Crop factor is probably not the best term as we normally use it for a full-frame lens mounted on an APSC sensor, since the image circle of the lens remain same, but cropped in the middle. I would say the the "Smaller sensor" have an indirect impact on Dof (Depth of field). Now, if you see the Dof calculating formula (Google it, if you like) has no variable for the size of sensor.

However, the focal length is inversely proportional to it. That means at longer (higher) focal length, shallower (less) is the Dof. There are two other parameters (f stop and magnification) but the point to notice is, the sensor size determines how much focal length you need to give you an "angle of view".

So larger the sensor size is, longer focal length you need to produce an image circle that is big enough to cover the sensor size!

That's why you notice shallower Dof on 50mm f/1.8 lens on full frame camera body then a 50mm (Fullframe Equivalent) f/1.8 lens on 4/3. Because 50mm (Equivalent) coverage on 4/3 camera can be achieved by an image circle with a lens of 25mm (Physical) focal length. Which is less than 50mm, so Dof is deeper.

When a lens designer / engineer see the mathematical equation he would bluntly state, "Sensor size has no impact on Dof", while an experienced photographer will swear on his life that "it does".

┄┄┄┄┄┄┄┄┄┄┄┄┄┄┄┄┄┄┄┄

## Exercise tasks
A. According to the passage on sensor size and depth of field, what does the Dof calculating formula have no variable for?
B. Print the rows below exactly, starting at the first row and ending at the row that contains "Capterra logo (940, 858, 1123, 898)".

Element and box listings
┄┄┄┄┄┄┄┄┄┄┄┄┄┄┄┄┄┄┄┄

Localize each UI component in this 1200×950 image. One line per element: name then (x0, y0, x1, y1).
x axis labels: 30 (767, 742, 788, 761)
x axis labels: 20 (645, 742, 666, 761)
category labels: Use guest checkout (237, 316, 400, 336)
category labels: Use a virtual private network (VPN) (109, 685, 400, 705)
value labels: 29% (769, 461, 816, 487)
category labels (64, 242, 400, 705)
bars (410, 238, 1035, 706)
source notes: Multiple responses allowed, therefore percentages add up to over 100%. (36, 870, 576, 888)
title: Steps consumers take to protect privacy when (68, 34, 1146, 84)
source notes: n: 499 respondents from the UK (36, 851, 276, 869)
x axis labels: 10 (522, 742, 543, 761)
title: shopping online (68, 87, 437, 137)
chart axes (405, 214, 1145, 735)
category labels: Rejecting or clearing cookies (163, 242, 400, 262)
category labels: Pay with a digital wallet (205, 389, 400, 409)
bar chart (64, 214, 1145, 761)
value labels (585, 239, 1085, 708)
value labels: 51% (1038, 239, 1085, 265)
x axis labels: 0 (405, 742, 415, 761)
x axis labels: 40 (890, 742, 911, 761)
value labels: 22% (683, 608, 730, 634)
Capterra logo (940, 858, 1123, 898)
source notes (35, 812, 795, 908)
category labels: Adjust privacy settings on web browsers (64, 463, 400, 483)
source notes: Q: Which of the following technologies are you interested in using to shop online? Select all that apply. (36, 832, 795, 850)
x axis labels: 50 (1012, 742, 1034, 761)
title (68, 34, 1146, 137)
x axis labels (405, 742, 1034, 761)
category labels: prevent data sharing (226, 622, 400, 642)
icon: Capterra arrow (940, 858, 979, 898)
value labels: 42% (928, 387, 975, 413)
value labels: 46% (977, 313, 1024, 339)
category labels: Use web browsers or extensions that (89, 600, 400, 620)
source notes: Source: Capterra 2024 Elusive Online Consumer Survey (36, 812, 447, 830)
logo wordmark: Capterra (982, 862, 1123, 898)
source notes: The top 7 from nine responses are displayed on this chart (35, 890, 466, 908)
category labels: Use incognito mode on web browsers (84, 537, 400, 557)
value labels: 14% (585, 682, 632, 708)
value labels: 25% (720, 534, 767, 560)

┄┄┄┄┄┄┄┄┄┄┄┄┄┄┄┄┄┄┄┄

## Responses per task
A. The size of the sensor.

B.
Localize each UI component in this 1200×950 image. One line per element: name then (x0, y0, x1, y1).
x axis labels: 30 (767, 742, 788, 761)
x axis labels: 20 (645, 742, 666, 761)
category labels: Use guest checkout (237, 316, 400, 336)
category labels: Use a virtual private network (VPN) (109, 685, 400, 705)
value labels: 29% (769, 461, 816, 487)
category labels (64, 242, 400, 705)
bars (410, 238, 1035, 706)
source notes: Multiple responses allowed, therefore percentages add up to over 100%. (36, 870, 576, 888)
title: Steps consumers take to protect privacy when (68, 34, 1146, 84)
source notes: n: 499 respondents from the UK (36, 851, 276, 869)
x axis labels: 10 (522, 742, 543, 761)
title: shopping online (68, 87, 437, 137)
chart axes (405, 214, 1145, 735)
category labels: Rejecting or clearing cookies (163, 242, 400, 262)
category labels: Pay with a digital wallet (205, 389, 400, 409)
bar chart (64, 214, 1145, 761)
value labels (585, 239, 1085, 708)
value labels: 51% (1038, 239, 1085, 265)
x axis labels: 0 (405, 742, 415, 761)
x axis labels: 40 (890, 742, 911, 761)
value labels: 22% (683, 608, 730, 634)
Capterra logo (940, 858, 1123, 898)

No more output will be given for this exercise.